What you will do -
Find and copy each line of the records where the string "equilateral" shows up.

◆ ◆ ◆ ◆

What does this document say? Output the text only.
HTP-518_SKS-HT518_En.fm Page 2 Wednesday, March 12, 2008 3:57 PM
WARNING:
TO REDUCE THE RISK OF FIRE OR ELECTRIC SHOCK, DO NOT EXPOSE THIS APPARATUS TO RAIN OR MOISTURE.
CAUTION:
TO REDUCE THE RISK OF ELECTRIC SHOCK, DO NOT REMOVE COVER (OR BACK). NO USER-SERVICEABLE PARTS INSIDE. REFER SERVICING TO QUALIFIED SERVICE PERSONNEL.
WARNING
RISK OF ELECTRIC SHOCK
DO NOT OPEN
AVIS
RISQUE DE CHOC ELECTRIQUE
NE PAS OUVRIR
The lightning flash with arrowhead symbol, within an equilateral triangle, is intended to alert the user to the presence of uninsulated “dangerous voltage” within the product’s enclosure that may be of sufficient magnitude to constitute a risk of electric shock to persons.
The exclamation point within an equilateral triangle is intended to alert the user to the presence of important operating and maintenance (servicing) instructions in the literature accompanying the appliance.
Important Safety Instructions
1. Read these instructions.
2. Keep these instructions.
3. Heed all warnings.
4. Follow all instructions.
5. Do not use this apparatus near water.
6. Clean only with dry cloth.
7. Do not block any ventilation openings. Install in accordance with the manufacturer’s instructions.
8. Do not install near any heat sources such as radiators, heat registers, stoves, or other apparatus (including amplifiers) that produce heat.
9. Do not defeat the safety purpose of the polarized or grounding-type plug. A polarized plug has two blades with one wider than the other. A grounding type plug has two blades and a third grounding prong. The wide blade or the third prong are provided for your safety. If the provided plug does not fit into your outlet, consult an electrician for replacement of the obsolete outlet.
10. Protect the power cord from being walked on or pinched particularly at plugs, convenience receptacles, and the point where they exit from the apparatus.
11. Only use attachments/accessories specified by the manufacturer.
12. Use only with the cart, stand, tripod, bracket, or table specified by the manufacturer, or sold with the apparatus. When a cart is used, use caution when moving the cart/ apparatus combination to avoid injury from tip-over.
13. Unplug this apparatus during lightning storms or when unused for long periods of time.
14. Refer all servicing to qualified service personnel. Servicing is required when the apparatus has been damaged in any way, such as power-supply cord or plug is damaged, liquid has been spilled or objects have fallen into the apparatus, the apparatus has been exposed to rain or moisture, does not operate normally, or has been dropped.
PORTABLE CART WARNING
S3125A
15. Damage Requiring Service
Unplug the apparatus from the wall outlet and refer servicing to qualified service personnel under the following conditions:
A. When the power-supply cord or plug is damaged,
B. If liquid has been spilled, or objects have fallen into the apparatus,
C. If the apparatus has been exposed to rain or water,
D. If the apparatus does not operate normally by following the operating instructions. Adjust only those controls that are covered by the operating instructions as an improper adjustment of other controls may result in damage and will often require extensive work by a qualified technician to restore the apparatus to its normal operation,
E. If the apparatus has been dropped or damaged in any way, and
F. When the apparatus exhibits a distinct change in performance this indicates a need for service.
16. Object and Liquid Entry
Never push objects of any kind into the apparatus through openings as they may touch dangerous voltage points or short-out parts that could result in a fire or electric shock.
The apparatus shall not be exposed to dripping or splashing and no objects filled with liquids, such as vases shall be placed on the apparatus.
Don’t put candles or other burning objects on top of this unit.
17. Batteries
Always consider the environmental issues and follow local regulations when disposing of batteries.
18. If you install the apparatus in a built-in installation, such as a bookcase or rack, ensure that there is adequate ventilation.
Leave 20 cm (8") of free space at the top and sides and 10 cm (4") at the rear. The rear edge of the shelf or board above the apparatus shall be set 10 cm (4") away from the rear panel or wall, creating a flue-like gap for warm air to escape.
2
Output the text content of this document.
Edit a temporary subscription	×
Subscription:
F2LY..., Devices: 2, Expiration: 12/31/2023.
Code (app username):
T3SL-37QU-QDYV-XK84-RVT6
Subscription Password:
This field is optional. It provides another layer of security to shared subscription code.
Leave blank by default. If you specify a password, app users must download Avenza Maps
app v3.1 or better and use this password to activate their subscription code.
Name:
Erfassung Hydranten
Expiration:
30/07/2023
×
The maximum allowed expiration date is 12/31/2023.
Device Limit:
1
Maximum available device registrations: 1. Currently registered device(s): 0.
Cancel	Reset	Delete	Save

◆ ◆ ◆ ◆

Answer -
The lightning flash with arrowhead symbol, within an equilateral triangle, is intended to alert the user to the presence of uninsulated “dangerous voltage” within the product’s enclosure that may be of sufficient magnitude to constitute a risk of electric shock to persons.
The exclamation point within an equilateral triangle is intended to alert the user to the presence of important operating and maintenance (servicing) instructions in the literature accompanying the appliance.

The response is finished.